Extracted records:
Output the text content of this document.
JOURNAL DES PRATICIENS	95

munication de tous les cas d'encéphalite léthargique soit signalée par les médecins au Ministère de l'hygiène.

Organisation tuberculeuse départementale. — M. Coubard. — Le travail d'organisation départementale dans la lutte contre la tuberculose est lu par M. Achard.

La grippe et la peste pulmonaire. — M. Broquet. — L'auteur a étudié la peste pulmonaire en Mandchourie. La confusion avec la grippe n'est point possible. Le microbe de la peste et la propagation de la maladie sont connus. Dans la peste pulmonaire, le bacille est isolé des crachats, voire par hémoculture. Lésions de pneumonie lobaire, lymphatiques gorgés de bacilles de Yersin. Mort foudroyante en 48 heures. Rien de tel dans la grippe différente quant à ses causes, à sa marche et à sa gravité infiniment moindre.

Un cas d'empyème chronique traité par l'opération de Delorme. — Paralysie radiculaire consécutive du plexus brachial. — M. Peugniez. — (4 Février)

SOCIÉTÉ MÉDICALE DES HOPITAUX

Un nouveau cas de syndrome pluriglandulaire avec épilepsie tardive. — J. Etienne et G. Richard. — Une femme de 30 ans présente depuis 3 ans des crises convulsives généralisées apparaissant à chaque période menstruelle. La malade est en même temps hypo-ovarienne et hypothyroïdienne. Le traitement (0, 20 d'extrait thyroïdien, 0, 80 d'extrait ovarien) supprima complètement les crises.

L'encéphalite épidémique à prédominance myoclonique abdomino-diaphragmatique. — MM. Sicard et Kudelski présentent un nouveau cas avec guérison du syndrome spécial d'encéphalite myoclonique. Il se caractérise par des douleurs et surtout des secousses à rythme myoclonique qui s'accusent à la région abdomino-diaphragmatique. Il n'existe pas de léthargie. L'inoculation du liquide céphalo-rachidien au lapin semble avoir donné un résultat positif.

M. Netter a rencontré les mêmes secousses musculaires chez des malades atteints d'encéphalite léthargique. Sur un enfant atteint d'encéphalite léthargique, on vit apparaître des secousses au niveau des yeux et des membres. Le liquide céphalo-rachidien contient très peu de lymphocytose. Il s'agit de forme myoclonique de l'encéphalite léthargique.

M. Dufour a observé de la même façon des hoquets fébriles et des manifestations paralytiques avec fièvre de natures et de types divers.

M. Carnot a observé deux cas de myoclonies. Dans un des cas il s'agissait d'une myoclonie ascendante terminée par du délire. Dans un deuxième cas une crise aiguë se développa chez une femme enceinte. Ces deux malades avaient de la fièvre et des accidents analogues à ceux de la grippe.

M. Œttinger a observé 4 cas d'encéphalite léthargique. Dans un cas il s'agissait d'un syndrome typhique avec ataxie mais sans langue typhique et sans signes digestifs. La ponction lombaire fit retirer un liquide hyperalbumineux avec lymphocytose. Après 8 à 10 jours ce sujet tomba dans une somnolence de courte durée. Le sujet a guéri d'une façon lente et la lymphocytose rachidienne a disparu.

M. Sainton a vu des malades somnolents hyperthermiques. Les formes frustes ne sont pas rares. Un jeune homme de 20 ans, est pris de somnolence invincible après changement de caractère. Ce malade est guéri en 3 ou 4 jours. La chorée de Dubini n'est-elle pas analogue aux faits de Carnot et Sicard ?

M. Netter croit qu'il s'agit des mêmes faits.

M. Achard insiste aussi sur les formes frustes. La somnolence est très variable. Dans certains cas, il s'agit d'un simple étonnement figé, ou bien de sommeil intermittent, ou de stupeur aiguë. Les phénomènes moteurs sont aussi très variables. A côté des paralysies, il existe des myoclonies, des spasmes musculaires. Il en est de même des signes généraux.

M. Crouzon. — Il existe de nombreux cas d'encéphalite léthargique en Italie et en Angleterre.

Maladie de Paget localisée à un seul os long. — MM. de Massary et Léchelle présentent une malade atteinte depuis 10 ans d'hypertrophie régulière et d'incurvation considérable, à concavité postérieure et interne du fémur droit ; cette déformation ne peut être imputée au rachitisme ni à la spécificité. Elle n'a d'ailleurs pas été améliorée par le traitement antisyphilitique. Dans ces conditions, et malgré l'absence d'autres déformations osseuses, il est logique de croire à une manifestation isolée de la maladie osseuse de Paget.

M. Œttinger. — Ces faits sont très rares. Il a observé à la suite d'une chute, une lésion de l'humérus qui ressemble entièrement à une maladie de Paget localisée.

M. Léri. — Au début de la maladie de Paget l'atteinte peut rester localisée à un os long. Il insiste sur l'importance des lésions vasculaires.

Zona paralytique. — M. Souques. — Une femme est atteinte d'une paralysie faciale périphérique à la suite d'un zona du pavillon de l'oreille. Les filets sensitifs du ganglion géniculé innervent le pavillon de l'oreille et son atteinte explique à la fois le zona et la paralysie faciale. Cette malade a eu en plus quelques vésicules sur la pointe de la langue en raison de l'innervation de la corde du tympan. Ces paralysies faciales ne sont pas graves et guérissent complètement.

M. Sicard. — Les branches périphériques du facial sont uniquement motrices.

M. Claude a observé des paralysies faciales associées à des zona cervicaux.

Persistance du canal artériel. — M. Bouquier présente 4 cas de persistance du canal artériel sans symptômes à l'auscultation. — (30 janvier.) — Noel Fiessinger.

*Stated goal*: How many of these lines contain "mêmes"? Write only the number.

*Answer to the problem*: 2